**Exercise objective:**
Copy the material that follows word for word and omit its pictures.

## start Data supplied

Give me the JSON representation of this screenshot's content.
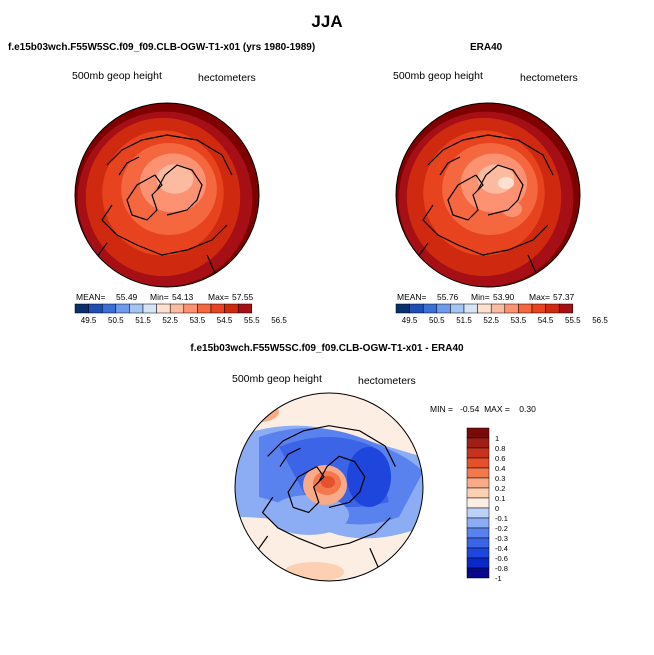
{
  "header": {
    "title": "JJA"
  },
  "colors": {
    "abs_scale": [
      "#08306b",
      "#1f4fb5",
      "#3a6fd8",
      "#6d9bea",
      "#a6c4f2",
      "#d6e4f8",
      "#fde0d0",
      "#fcbba1",
      "#fc9272",
      "#f4673f",
      "#e8431f",
      "#cf2a10",
      "#a50f15",
      "#7f0000"
    ],
    "diff_scale": [
      "#08088c",
      "#0a28c8",
      "#1e46dc",
      "#3c64e6",
      "#5a82ee",
      "#8cacf4",
      "#bed2f8",
      "#fdeee4",
      "#fdd0b4",
      "#fbaa88",
      "#f4784e",
      "#e6502a",
      "#c8321e",
      "#a01e14",
      "#7a0a08"
    ]
  },
  "panels": [
    {
      "title": "f.e15b03wch.F55W5SC.f09_f09.CLB-OGW-T1-x01 (yrs 1980-1989)",
      "variable": "500mb geop height",
      "units": "hectometers",
      "stats": {
        "mean_label": "MEAN=",
        "mean": "55.49",
        "min_label": "Min=",
        "min": "54.13",
        "max_label": "Max=",
        "max": "57.55"
      },
      "colorbar_ticks": [
        "49.5",
        "50.5",
        "51.5",
        "52.5",
        "53.5",
        "54.5",
        "55.5",
        "56.5"
      ]
    },
    {
      "title": "ERA40",
      "variable": "500mb geop height",
      "units": "hectometers",
      "stats": {
        "mean_label": "MEAN=",
        "mean": "55.76",
        "min_label": "Min=",
        "min": "53.90",
        "max_label": "Max=",
        "max": "57.37"
      },
      "colorbar_ticks": [
        "49.5",
        "50.5",
        "51.5",
        "52.5",
        "53.5",
        "54.5",
        "55.5",
        "56.5"
      ]
    },
    {
      "title": "f.e15b03wch.F55W5SC.f09_f09.CLB-OGW-T1-x01 - ERA40",
      "variable": "500mb geop height",
      "units": "hectometers",
      "stats_text": "MIN =   -0.54  MAX =    0.30",
      "colorbar_ticks": [
        "1",
        "0.8",
        "0.6",
        "0.4",
        "0.3",
        "0.2",
        "0.1",
        "0",
        "-0.1",
        "-0.2",
        "-0.3",
        "-0.4",
        "-0.6",
        "-0.8",
        "-1"
      ]
    }
  ]
}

## end Data supplied

**Full answer:**
Give me the JSON representation of this screenshot's content.
{
  "header": {
    "title": "JJA"
  },
  "colors": {
    "abs_scale": [
      "#08306b",
      "#1f4fb5",
      "#3a6fd8",
      "#6d9bea",
      "#a6c4f2",
      "#d6e4f8",
      "#fde0d0",
      "#fcbba1",
      "#fc9272",
      "#f4673f",
      "#e8431f",
      "#cf2a10",
      "#a50f15",
      "#7f0000"
    ],
    "diff_scale": [
      "#08088c",
      "#0a28c8",
      "#1e46dc",
      "#3c64e6",
      "#5a82ee",
      "#8cacf4",
      "#bed2f8",
      "#fdeee4",
      "#fdd0b4",
      "#fbaa88",
      "#f4784e",
      "#e6502a",
      "#c8321e",
      "#a01e14",
      "#7a0a08"
    ]
  },
  "panels": [
    {
      "title": "f.e15b03wch.F55W5SC.f09_f09.CLB-OGW-T1-x01 (yrs 1980-1989)",
      "variable": "500mb geop height",
      "units": "hectometers",
      "stats": {
        "mean_label": "MEAN=",
        "mean": "55.49",
        "min_label": "Min=",
        "min": "54.13",
        "max_label": "Max=",
        "max": "57.55"
      },
      "colorbar_ticks": [
        "49.5",
        "50.5",
        "51.5",
        "52.5",
        "53.5",
        "54.5",
        "55.5",
        "56.5"
      ]
    },
    {
      "title": "ERA40",
      "variable": "500mb geop height",
      "units": "hectometers",
      "stats": {
        "mean_label": "MEAN=",
        "mean": "55.76",
        "min_label": "Min=",
        "min": "53.90",
        "max_label": "Max=",
        "max": "57.37"
      },
      "colorbar_ticks": [
        "49.5",
        "50.5",
        "51.5",
        "52.5",
        "53.5",
        "54.5",
        "55.5",
        "56.5"
      ]
    },
    {
      "title": "f.e15b03wch.F55W5SC.f09_f09.CLB-OGW-T1-x01 - ERA40",
      "variable": "500mb geop height",
      "units": "hectometers",
      "stats_text": "MIN =   -0.54  MAX =    0.30",
      "colorbar_ticks": [
        "1",
        "0.8",
        "0.6",
        "0.4",
        "0.3",
        "0.2",
        "0.1",
        "0",
        "-0.1",
        "-0.2",
        "-0.3",
        "-0.4",
        "-0.6",
        "-0.8",
        "-1"
      ]
    }
  ]
}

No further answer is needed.